--- START OF AVAILABLE DATA ---
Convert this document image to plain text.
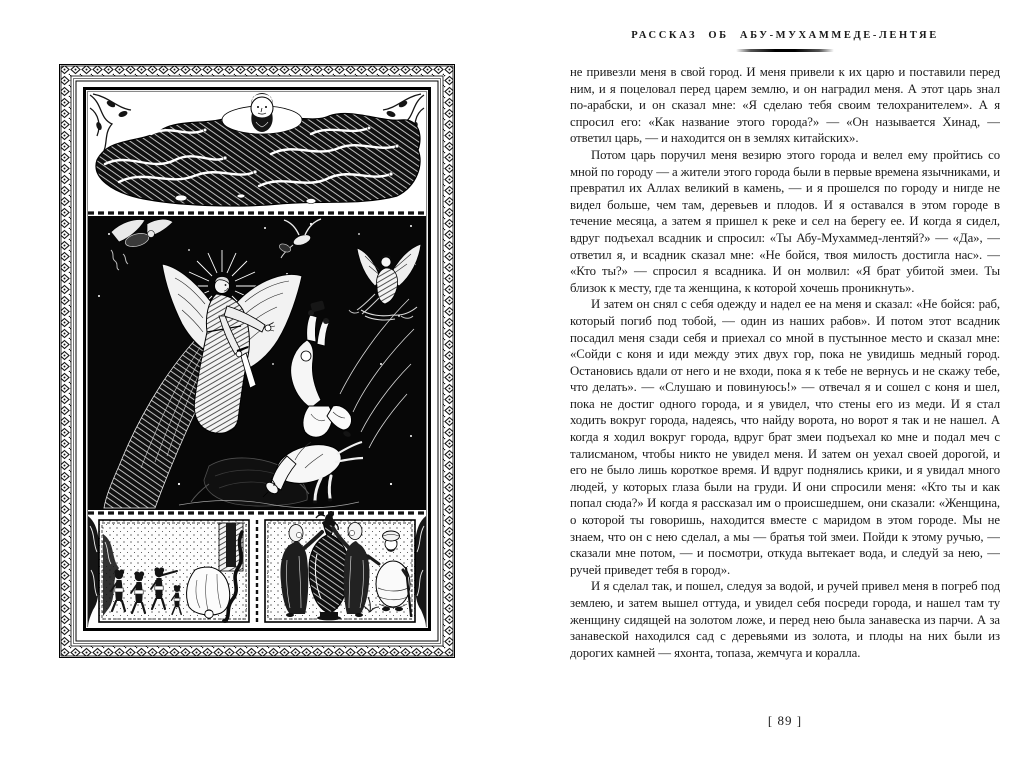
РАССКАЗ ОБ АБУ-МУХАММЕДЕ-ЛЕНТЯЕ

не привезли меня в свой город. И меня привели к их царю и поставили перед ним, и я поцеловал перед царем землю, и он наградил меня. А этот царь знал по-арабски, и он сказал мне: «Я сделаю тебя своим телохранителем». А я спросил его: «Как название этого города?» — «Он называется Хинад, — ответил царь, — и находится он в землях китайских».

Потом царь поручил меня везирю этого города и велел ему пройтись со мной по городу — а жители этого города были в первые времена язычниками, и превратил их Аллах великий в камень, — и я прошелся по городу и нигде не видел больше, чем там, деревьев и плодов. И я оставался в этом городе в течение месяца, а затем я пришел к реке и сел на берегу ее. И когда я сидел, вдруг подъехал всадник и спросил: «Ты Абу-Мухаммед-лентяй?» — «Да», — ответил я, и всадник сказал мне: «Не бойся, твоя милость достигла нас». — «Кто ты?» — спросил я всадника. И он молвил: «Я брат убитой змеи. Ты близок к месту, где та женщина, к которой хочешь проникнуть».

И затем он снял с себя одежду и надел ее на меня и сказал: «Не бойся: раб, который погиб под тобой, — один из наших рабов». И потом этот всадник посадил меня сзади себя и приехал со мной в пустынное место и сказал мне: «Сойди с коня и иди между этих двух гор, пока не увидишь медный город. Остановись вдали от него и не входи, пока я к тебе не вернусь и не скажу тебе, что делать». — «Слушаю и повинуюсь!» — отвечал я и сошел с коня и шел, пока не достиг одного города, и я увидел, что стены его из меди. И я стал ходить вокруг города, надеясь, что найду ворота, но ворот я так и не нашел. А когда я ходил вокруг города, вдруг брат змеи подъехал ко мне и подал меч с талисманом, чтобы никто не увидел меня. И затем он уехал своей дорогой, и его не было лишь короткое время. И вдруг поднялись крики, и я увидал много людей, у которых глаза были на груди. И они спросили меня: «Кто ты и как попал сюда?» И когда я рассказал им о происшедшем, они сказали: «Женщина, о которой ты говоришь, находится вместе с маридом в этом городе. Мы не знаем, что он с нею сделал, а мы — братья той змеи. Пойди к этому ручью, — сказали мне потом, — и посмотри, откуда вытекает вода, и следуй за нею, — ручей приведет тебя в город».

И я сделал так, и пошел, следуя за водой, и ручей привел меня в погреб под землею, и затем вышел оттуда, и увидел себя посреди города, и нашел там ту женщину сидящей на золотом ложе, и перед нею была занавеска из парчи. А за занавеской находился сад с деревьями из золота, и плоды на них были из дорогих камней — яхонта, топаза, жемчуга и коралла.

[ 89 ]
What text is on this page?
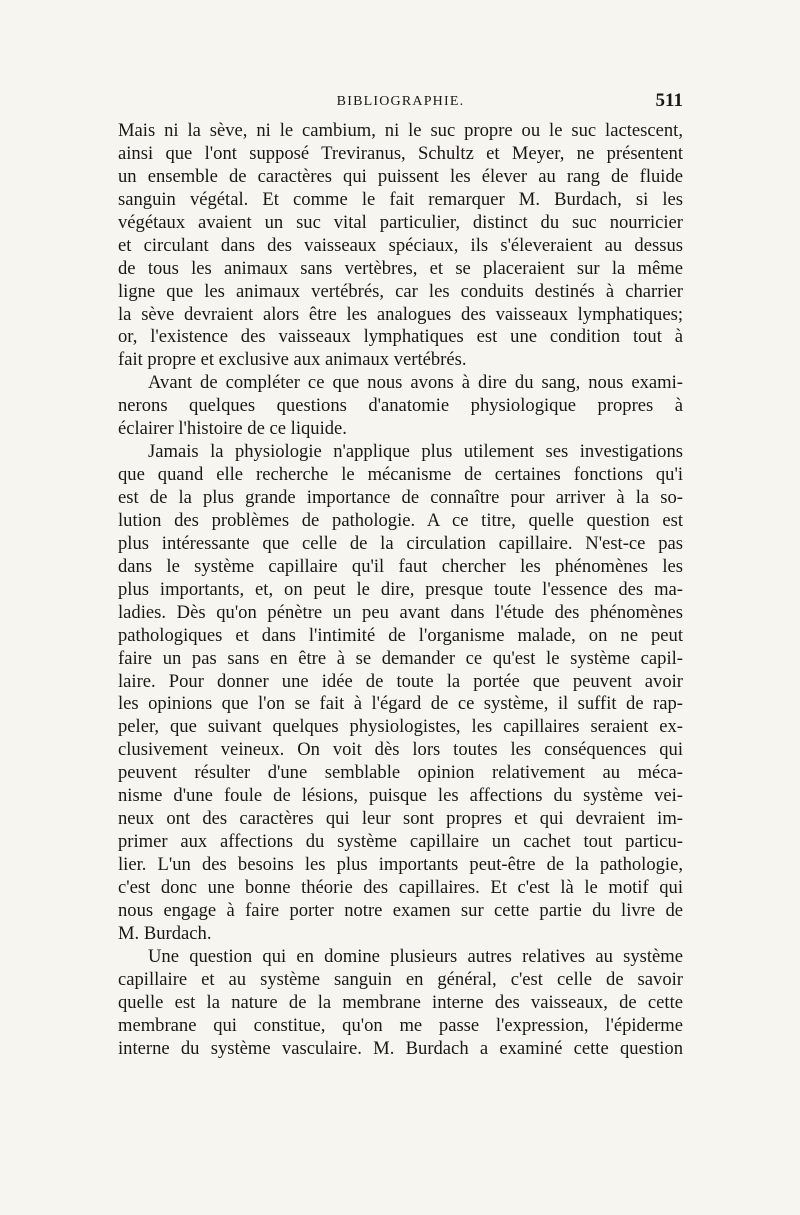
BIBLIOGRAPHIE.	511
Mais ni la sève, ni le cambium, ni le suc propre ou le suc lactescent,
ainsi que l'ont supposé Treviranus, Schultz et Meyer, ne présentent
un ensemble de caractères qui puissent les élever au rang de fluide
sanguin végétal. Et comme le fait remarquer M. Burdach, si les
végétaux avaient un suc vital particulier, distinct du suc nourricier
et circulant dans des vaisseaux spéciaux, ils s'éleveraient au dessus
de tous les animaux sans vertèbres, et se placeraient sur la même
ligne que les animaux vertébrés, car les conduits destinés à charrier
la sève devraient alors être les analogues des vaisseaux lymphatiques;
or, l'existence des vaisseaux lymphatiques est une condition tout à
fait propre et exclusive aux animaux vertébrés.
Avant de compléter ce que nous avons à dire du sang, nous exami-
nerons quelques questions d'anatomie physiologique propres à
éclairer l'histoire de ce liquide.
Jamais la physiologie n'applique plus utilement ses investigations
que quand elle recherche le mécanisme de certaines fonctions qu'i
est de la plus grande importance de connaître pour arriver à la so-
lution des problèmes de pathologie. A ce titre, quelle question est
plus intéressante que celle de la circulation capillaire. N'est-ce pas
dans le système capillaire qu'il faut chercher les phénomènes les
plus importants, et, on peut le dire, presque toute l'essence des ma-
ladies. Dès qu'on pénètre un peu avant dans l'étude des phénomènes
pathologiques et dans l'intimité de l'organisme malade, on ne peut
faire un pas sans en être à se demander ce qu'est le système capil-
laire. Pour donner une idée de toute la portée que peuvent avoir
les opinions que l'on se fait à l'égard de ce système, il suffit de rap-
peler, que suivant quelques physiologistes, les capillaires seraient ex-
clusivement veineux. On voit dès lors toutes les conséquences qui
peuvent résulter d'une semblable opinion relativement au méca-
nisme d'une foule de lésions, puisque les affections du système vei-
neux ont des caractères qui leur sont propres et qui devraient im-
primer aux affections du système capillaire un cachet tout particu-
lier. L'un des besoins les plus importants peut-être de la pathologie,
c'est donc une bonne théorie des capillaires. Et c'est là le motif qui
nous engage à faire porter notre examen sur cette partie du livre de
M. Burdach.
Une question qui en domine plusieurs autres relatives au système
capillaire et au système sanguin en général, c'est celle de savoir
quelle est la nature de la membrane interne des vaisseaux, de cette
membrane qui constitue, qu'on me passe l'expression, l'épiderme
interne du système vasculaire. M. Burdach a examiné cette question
--- END OF AVAILABLE DATA ---
--- START OF AVAILABLE DATA ---
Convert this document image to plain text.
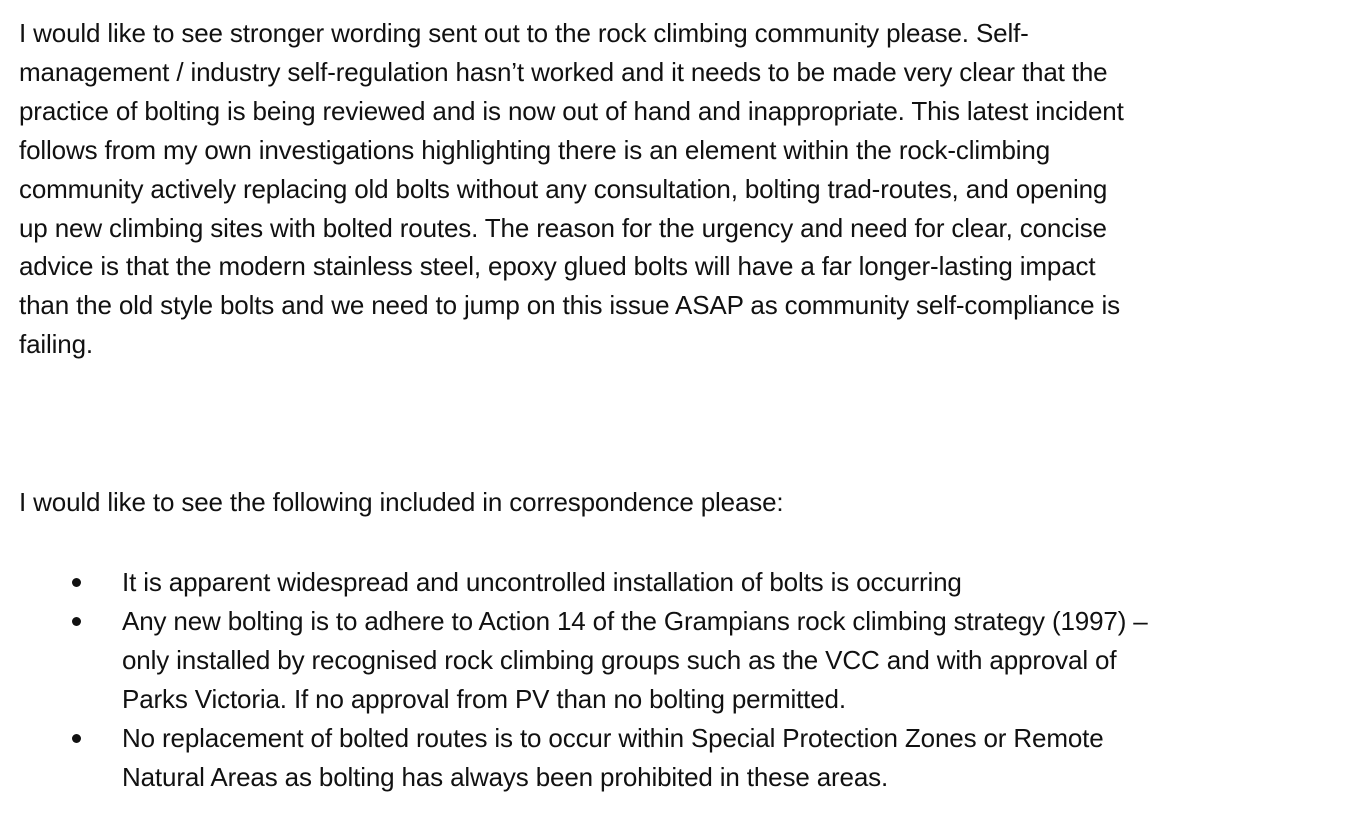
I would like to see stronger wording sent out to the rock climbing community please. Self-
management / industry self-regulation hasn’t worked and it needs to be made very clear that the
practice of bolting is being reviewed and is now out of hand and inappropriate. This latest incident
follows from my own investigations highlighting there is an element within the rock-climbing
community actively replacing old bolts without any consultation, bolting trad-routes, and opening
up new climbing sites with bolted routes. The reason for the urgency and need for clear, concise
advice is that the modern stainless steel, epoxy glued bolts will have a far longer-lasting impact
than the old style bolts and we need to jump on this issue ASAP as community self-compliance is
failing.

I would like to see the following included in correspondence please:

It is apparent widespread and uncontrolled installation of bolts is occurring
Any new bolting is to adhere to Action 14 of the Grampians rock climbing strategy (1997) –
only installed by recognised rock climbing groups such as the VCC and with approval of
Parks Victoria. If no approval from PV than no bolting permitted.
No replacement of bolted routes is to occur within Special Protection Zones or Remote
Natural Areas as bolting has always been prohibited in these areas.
--- END OF AVAILABLE DATA ---
Show the lines of the data that hold the word "devraient".

▶ [RESPONSE TO THIS TASK]
la sève devraient alors être les analogues des vaisseaux lymphatiques;
neux ont des caractères qui leur sont propres et qui devraient im-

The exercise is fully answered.